**Assignment 1:**
From the wildflower notes on asters and bladderwort, extract the passage verbatim, beginning at the words "Some of you" and stopping after "camphor or turpentine.".
**Assignment 2:**
Extend the wildflower notes on asters and bladderwort, picking up right after their final sentence.

**Selected text:**
⟨
Some of you might be thinking what, another aster? Well yes, asters are everywhere at this time of year and though I showed a New England aster (Symphyotrichum novae-angliae) in my last flower post it was much lighter in color than this example. I like the dark colored ones, but they’re much harder to find than the lighter colors. It’s said that if you rub the flower heads of this plant between your fingers they’ll emit an odor similar to that of camphor or turpentine, yet the Native American Ojibwe tribe smoked the root to attract game. I’m guessing that the smoked root didn’t smell like camphor or turpentine.

2. Bladderwort

The swollen, air filled, modified leaf stems of the native small floating bladderwort (Utricularia radiata) radiate out from a point on the stem like the spokes of a wheel and keep the flower above the water while currents carry it over the surface of ponds. The parts of the plant that trail under the water look like roots and are where the bladders are located. Each bladder has small hairs on it which, when touched by an insect, trigger a trapdoor that opens quickly and sucks the insect inside. Once trapped inside there is no escape, and the insect is slowly digested.

According to the book The History and Folklore of North American Wildflowers by Timothy Coffee, Henry David Thoreau didn’t think very highly of this plant. He wrote that it was “A dirty conditioned flower, like a sluttish woman with a gaudy yellow bonnet.” That’s a side of Thoreau that I’ve never seen and it seems an odd reaction for a nature nut like him to have had. I would think he’d have happily studied and written about such an unusual plant.
⟩
**Excerpted data:**
⟨
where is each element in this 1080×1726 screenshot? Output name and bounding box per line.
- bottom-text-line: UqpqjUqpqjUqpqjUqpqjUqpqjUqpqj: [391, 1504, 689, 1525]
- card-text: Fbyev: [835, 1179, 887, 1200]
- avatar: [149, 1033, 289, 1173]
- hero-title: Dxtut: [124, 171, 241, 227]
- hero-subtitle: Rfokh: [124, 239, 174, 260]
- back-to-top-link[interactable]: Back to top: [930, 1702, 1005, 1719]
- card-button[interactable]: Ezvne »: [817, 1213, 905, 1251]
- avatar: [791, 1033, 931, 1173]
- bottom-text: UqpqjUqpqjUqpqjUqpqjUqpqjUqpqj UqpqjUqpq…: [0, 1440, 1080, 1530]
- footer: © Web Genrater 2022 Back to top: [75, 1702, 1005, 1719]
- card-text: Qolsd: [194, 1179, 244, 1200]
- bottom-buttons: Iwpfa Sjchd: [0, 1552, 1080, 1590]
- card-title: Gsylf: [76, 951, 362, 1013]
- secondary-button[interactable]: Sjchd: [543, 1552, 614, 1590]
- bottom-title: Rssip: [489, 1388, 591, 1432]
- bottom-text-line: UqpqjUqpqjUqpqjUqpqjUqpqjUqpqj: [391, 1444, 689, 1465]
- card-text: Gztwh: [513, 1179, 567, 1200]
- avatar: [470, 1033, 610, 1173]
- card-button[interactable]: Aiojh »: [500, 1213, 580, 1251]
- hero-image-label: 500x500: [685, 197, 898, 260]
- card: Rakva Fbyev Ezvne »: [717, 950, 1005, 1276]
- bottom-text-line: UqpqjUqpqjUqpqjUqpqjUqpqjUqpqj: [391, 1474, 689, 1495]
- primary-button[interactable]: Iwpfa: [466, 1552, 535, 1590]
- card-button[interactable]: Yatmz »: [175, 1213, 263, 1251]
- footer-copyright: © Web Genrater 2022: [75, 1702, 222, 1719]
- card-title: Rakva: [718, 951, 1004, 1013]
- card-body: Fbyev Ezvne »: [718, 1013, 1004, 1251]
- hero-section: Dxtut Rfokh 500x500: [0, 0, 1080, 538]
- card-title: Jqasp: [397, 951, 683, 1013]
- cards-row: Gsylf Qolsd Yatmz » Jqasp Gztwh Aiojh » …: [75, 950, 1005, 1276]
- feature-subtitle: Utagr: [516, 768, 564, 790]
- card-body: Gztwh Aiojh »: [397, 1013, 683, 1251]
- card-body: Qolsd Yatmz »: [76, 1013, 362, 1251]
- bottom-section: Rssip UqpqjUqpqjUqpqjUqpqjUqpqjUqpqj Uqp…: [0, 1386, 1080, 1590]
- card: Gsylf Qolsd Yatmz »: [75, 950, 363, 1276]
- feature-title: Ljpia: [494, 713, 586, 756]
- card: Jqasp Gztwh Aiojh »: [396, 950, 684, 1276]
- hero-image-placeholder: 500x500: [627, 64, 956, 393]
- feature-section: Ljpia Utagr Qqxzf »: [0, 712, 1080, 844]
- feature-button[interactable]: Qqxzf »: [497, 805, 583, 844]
⟩
**Response box 1:**
Some of you might be thinking what, another aster? Well yes, asters are everywhere at this time of year and though I showed a New England aster (Symphyotrichum novae-angliae) in my last flower post it was much lighter in color than this example. I like the dark colored ones, but they’re much harder to find than the lighter colors. It’s said that if you rub the flower heads of this plant between your fingers they’ll emit an odor similar to that of camphor or turpentine, yet the Native American Ojibwe tribe smoked the root to attract game. I’m guessing that the smoked root didn’t smell like camphor or turpentine.

**Response box 2:**
3. Bladderwort

Gaudy or not bladderwort flowers are among the most challenging to get a good photo of, both because yellow is a challenging color to begin with and the plants float offshore, often just out of reach. Luckily the wind pushed this example very close to shore. You can get to these plants by kayak or canoe but even so, it’s a job to get a good photo.

4. Big Leaf Aster

Big leaf asters are never going to win a blue ribbon at a flower show but I enjoy a special bond with them because they were the subject of the first flower photo that I ever sold, and the biology textbook publishing people who bought it wanted it because it showed both the flowers and leaves. Since the leaves are almost ground hugging and the flowers rise up on 2 foot tall stems, showing both isn’t as easy to do as it might sound. Depth of field is important in the world of flower photography and both the leaves and flowers should be shown whenever possible. This plant’s large leaves are used for gathering as much light as possible because it grows in shade, usually on forested slopes. It can form huge colonies of several thousand plants.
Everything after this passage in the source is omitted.